Source document:
►

     Lundgren went on to warn the legislators that judges charged with such acts by the Commission on Judicial Performance have avoided public hearings after they “sought and received some form of secret writ relief from other courts of record in this state. This complete frustration [of constitutional provisions concerning open hearings] raises troubling questions regarding the functioning of California’s judicial disciplinary procedures.”

     In one of his examples, Lungren described an unnamed judge who was given a closed hearing after his fellow judges decided that an open hearing would damage the accused judge’s re-election prospects. Lungren recommended that confidentiality be maintained while an investigation is in progress but that secrecy should end at the stage of formal charges and subsequent proceedings.

     The ineffectiveness of California’s judicial oversight procedures is further illustrated by these astonishing statistics: In 1980, 260 complaints were made to the judicial commission regarding judge misconduct. Only eight judges were disciplined.

     Thirteen years later, in 1993, there were 950 complaints to the commission and only 10 judges disciplined. With statistics such as these, it is no surprise to find that the commission is composed of judges and lawyers whose careers depend upon maintaining friendly relations with judges.

     In 1994, in response to public demand and pressure from individuals such as Dan Lungren, the California Legislature revised the composition of the Judicial Commission by reducing the number of judges and increasing the number of lay public. The Commission is now composed of three judges appointed by the California Supreme Court, two lawyers appointed by the State Bar, and six members of the public appointed by the governor and the State’s legislative bodies.

     Whether the legislature’s reduction in the number of judges on the committee and increase in number of lay persons will result in more effective oversight remains to be seen. It is certain, however, that such oversight will not be effective while judges are protected by a network of “old boy ties” and back-scratching cronies, and the members — judges, lawyers and lay persons — remain political appointments. Oversight must be by neutral and disinterested officials and the proceedings must be conducted in the sunshine and open air. Otherwise, the problems will perpetuate, rather than resolve.
◄
(Source records)
►
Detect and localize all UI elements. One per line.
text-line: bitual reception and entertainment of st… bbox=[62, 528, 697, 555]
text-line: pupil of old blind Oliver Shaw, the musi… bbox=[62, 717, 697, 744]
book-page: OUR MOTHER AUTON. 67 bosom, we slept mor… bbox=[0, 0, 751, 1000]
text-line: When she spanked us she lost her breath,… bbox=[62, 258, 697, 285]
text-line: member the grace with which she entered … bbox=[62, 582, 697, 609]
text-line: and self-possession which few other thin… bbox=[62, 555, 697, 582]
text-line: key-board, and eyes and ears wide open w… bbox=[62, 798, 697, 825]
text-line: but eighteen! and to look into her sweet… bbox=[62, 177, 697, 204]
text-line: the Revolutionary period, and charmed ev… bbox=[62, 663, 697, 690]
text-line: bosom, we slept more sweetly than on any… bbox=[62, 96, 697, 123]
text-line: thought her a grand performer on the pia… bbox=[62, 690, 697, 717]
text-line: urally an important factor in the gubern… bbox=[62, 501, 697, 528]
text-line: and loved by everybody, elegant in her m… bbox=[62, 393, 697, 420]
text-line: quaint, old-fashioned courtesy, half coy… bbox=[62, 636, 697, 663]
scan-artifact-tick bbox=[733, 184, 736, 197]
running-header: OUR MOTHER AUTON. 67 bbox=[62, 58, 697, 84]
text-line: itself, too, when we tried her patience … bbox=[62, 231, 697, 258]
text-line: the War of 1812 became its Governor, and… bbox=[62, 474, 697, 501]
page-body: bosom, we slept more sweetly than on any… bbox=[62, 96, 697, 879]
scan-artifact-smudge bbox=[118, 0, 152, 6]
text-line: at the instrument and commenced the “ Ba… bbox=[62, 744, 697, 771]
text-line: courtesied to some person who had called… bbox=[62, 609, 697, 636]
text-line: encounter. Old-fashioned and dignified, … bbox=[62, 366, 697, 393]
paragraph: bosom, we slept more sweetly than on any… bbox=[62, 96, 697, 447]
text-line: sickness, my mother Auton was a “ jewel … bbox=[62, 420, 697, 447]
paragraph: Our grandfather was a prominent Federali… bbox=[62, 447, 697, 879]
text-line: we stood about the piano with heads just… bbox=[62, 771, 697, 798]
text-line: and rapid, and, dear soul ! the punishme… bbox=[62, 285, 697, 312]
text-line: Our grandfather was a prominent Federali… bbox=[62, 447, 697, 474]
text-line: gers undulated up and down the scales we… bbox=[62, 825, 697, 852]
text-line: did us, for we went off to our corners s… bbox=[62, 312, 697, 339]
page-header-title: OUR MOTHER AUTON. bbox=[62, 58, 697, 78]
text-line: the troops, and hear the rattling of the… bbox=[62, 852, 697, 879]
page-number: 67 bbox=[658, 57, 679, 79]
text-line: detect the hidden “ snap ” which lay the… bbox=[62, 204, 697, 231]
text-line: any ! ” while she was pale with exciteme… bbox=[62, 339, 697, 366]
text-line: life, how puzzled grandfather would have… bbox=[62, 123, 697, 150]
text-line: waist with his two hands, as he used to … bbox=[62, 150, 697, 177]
◄
Task goal:
Write the next part of the article on California's judicial oversight, picking up where it stops. These entries were taken from a separate source unrelated to the article.

Output of the exercise:
Future Needs

     Movements for judicial reform such as those which currently seek to set limits on punitive damages are addressing a symptom, not the cause of the problem.

     Attorneys frequently excuse losses by claiming that the judges who ruled against them did not read the papers or did not understand the law. Often this is nothing more than an excuse to the client for the courtroom loss. But too often there is truth to the charge. In fact, any experienced lawyer can tell you of judges who are widely known to be deficient in their understanding of the law and irresponsible in their handling of legal matters before them.

     Judicial incompetence and irrationality has been mocked in movies such as “And Justice For All,” but it is truly no laughing matter. There is no system to correct judges who do not understand the law. There is no effective training to put a qualified, professional judiciary in place. Oversight committees protect rather than discipline judges who act improperly with prejudice, or who are simply corrupt. These problems mesh together to promote too much injustice.

     Judicial oversight committees must be structured to avoid old boy networks which protect, excuse and hide incompetence. The public must be able to register its complaints and, where valid, complaints must be investigated and then acted upon in public.

     This can be done in such a way to prevent harassment of the judiciary and to adequately recognize that the losing side is more likely to blame the judge than the facts or the law. Yet there is a true problem with the quality of the judicial system and new and fundamental reform is needed to correct it.